Given exercise: Reply with one number: the count of lines in the listing that contain the string "ruitopening".

(Data records)

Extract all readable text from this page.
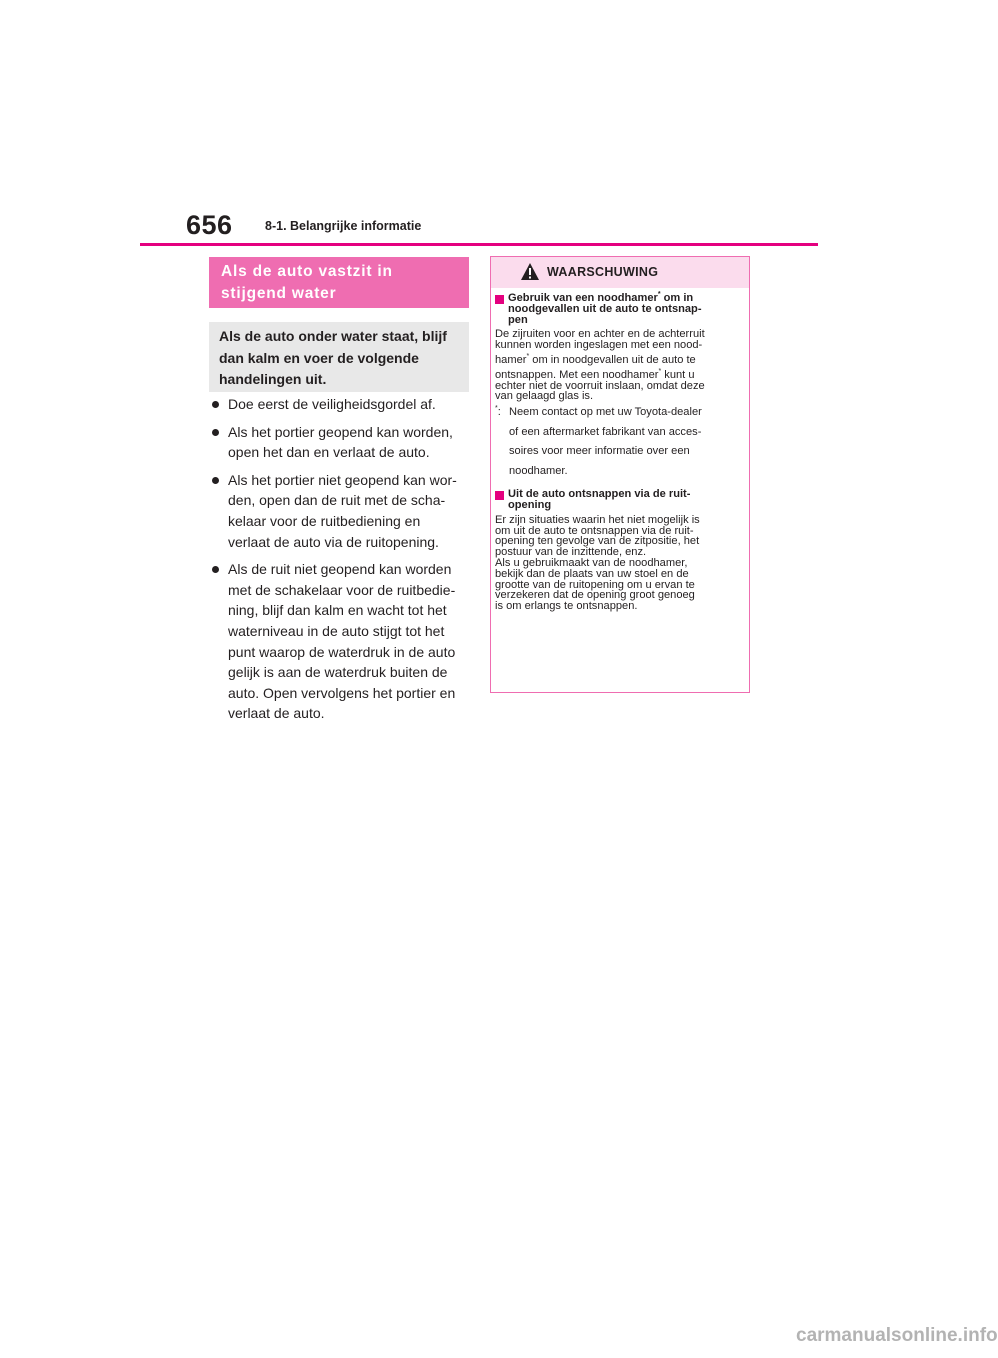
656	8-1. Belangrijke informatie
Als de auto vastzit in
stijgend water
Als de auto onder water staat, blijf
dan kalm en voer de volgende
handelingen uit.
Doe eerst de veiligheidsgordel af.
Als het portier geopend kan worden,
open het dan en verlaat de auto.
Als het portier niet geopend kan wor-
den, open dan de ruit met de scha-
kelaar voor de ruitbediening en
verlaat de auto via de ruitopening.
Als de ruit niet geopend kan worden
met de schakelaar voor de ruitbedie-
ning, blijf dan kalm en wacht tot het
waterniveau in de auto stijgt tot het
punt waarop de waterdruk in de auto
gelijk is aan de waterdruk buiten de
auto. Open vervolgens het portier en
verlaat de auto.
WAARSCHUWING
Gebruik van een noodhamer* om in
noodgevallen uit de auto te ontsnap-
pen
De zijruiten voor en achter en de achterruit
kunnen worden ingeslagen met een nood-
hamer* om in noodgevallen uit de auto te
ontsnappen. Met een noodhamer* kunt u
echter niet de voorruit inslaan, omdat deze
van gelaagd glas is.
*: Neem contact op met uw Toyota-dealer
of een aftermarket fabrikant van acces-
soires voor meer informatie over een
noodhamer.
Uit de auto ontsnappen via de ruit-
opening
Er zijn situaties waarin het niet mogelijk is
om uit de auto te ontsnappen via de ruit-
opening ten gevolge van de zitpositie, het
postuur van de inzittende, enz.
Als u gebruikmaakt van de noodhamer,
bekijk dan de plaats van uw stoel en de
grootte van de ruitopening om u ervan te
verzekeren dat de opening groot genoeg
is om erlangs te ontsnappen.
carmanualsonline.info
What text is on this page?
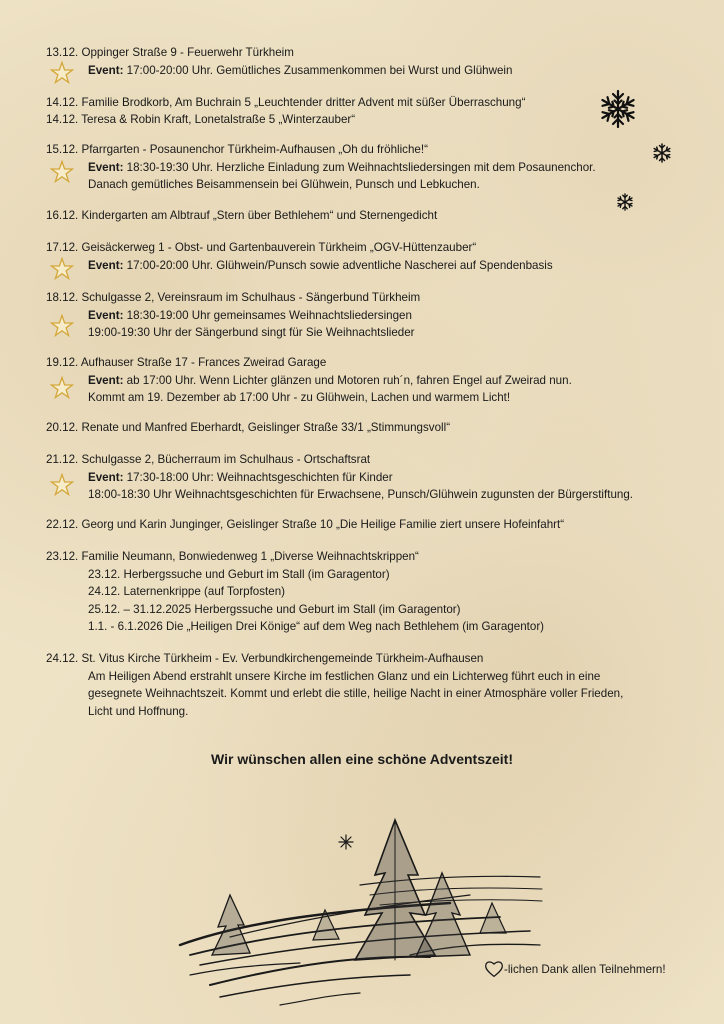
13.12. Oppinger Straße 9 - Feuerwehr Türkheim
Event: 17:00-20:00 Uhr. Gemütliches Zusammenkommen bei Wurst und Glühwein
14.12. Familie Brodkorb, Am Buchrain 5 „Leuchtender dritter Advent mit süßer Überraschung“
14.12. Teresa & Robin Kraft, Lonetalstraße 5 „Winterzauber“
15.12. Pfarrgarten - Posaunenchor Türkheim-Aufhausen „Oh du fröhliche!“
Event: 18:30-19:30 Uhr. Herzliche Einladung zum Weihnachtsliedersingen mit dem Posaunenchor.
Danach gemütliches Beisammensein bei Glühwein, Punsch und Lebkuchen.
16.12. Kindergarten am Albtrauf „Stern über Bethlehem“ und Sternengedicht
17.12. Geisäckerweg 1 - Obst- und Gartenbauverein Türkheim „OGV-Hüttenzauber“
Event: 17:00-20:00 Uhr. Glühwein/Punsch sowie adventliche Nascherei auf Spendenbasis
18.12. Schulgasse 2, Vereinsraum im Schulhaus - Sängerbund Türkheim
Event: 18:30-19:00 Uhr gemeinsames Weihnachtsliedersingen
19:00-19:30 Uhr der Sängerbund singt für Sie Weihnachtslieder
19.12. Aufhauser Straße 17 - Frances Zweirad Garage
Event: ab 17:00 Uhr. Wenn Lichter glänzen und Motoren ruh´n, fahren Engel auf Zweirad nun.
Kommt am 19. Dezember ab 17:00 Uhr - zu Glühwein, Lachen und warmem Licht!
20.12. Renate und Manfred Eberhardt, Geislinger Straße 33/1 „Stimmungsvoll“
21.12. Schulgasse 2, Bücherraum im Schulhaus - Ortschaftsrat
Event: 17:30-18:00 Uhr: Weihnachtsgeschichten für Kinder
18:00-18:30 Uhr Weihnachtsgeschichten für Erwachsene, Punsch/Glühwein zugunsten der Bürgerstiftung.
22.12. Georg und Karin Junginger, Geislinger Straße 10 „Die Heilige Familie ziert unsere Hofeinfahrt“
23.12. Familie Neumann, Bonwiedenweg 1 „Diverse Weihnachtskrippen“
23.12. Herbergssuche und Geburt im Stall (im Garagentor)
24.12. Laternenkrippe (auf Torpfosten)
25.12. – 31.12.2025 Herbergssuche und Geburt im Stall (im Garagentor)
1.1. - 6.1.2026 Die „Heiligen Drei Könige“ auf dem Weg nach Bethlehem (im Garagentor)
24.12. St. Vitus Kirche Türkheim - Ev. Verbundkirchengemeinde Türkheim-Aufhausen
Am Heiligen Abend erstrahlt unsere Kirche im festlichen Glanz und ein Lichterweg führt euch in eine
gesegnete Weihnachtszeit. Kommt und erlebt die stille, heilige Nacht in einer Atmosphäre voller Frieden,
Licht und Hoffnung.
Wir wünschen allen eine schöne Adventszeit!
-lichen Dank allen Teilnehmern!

---

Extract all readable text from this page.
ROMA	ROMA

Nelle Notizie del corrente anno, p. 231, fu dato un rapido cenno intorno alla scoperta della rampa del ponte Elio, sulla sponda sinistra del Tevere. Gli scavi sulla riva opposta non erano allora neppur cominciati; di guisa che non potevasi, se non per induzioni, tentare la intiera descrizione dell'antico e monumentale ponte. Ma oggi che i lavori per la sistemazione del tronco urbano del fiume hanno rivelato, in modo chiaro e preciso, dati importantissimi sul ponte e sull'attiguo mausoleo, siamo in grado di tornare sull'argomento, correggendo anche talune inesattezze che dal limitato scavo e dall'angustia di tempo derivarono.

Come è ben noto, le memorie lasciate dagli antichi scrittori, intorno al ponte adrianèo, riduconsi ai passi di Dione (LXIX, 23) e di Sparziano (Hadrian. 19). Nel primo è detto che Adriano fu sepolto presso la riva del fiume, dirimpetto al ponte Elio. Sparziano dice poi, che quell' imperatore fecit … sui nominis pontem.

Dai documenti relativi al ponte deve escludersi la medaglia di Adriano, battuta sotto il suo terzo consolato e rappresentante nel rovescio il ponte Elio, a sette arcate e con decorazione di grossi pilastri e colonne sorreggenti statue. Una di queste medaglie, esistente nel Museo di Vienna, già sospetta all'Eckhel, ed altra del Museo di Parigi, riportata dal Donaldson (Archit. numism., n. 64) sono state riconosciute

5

--

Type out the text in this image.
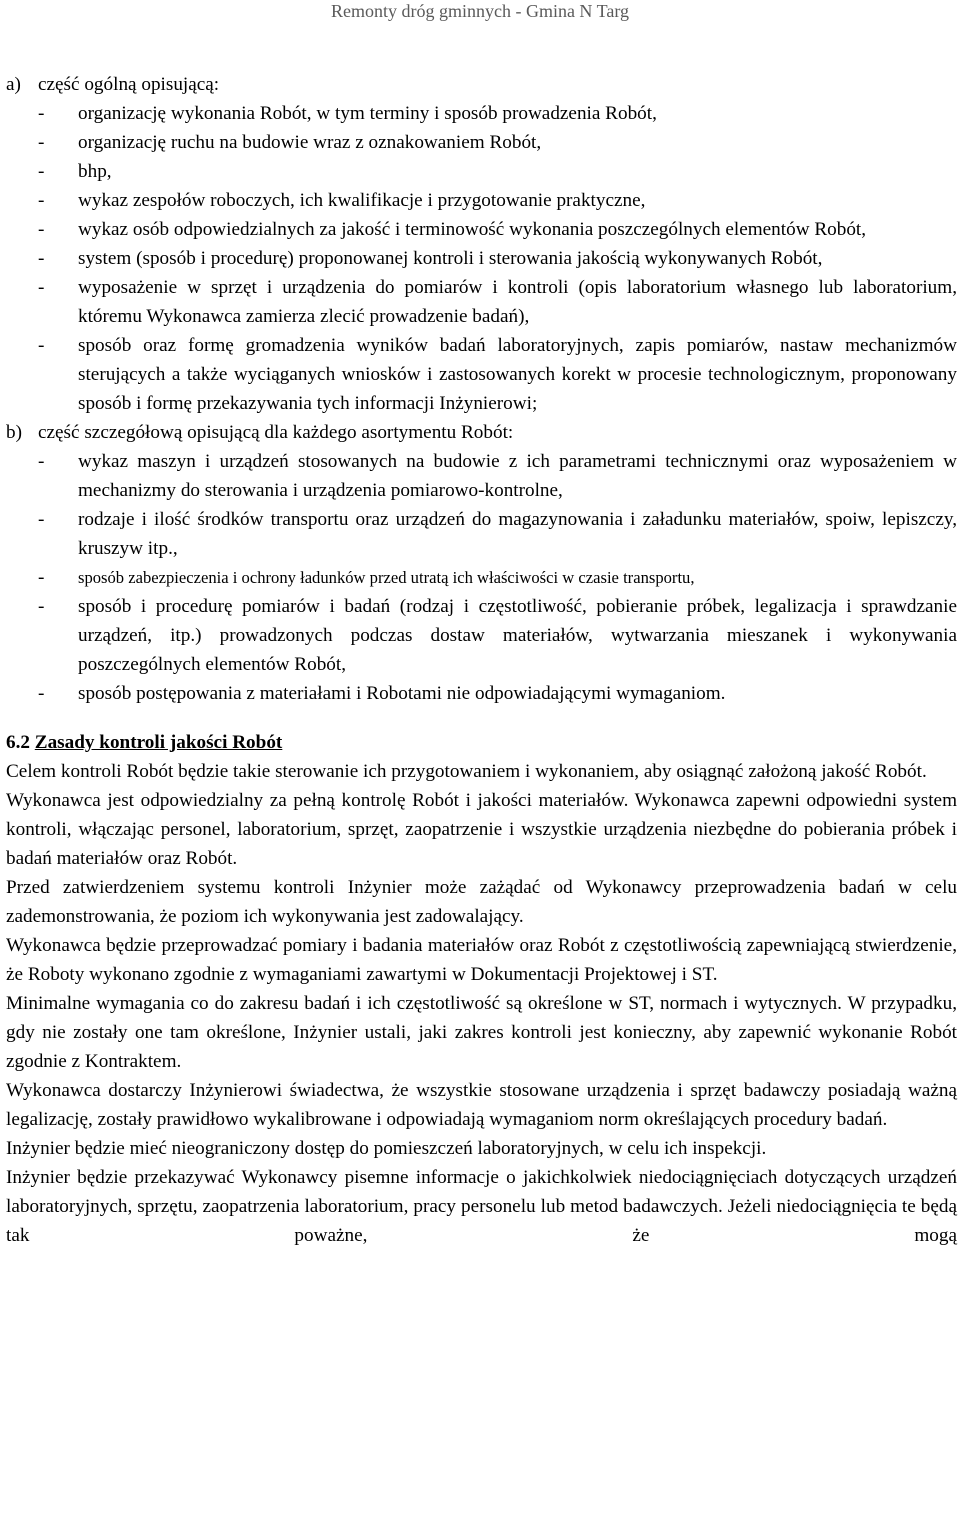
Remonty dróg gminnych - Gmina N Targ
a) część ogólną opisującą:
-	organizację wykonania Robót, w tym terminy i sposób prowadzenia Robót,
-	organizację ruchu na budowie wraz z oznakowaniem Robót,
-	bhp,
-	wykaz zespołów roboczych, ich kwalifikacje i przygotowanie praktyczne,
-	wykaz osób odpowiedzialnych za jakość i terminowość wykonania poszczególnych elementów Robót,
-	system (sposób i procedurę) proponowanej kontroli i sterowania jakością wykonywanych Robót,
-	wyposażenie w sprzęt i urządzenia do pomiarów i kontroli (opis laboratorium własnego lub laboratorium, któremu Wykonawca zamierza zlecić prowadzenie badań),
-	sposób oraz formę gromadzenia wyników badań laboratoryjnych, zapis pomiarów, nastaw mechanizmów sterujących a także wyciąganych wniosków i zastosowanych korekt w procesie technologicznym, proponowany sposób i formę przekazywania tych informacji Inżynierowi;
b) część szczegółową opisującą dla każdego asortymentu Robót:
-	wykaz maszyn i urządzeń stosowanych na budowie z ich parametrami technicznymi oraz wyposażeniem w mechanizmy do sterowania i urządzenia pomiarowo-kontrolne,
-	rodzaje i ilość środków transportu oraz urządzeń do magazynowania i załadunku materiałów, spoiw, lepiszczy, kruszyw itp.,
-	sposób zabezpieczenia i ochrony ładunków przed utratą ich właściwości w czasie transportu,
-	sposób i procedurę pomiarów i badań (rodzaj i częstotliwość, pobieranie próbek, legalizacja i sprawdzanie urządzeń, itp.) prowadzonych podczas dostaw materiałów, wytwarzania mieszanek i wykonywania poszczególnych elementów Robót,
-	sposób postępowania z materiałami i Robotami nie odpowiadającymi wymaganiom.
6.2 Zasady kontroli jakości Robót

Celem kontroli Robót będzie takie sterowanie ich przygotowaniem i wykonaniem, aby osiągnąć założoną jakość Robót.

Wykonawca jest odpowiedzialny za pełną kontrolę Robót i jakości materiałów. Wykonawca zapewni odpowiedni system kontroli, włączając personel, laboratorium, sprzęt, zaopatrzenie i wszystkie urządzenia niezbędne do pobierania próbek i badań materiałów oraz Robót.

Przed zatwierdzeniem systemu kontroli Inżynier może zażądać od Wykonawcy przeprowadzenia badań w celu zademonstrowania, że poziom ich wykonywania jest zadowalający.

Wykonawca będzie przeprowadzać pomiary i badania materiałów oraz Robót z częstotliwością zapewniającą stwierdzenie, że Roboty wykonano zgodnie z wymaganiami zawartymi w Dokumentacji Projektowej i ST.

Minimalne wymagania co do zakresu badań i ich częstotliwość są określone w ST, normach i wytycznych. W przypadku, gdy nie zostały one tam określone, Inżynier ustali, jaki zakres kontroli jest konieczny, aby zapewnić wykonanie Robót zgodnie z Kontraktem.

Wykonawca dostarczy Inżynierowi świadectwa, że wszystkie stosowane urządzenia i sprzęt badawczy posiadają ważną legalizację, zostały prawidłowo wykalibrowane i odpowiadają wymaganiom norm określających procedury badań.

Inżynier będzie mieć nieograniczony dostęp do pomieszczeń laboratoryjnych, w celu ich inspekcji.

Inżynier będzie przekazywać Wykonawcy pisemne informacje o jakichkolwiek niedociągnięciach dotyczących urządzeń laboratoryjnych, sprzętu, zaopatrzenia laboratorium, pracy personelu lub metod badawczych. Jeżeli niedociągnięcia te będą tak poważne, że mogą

Solution to this problem: 2